» **DATA SECTION**:
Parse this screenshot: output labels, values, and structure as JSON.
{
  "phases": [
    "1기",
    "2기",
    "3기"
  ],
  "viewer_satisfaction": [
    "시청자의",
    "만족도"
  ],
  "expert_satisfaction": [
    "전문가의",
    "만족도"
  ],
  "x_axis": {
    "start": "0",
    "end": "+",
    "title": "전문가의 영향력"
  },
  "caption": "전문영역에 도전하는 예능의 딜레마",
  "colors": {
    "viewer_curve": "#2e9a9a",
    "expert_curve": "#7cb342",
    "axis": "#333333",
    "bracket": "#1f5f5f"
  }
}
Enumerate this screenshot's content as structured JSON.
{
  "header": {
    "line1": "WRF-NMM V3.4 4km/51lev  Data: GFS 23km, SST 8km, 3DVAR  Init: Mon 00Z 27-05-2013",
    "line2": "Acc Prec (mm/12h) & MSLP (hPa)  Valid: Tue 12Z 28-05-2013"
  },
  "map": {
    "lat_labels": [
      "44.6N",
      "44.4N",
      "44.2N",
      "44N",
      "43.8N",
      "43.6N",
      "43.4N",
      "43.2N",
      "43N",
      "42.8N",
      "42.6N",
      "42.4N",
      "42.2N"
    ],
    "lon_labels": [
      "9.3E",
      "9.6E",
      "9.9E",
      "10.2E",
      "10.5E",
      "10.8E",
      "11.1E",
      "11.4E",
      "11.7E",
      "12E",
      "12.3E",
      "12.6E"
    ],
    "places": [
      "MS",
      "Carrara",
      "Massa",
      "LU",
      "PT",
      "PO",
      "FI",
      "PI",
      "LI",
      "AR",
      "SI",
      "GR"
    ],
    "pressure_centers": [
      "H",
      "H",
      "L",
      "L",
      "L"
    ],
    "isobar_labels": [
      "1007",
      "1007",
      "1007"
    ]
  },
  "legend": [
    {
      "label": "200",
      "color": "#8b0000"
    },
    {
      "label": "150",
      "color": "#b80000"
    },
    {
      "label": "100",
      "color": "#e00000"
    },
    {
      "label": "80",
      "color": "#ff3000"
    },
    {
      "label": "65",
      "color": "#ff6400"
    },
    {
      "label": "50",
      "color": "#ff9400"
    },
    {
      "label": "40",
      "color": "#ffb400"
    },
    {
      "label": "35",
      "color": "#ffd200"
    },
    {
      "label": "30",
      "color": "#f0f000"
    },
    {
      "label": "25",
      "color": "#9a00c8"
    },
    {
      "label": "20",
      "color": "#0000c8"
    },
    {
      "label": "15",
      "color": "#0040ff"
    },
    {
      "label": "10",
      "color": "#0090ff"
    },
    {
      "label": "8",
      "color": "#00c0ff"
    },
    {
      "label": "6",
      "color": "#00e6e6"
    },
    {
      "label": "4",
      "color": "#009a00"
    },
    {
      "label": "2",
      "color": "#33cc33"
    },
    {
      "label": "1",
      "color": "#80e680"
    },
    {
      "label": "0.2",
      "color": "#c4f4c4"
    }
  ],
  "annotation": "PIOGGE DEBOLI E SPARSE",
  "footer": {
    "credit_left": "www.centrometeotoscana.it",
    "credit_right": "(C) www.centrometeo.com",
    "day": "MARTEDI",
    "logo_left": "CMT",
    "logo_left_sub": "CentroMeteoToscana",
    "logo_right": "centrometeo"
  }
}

» **PROMPT**:
Show each line of the listing that holds the string "this".

» **SOLUTION**:
Parse this screenshot: output labels, values, and structure as JSON.
Enumerate this screenshot's content as structured JSON.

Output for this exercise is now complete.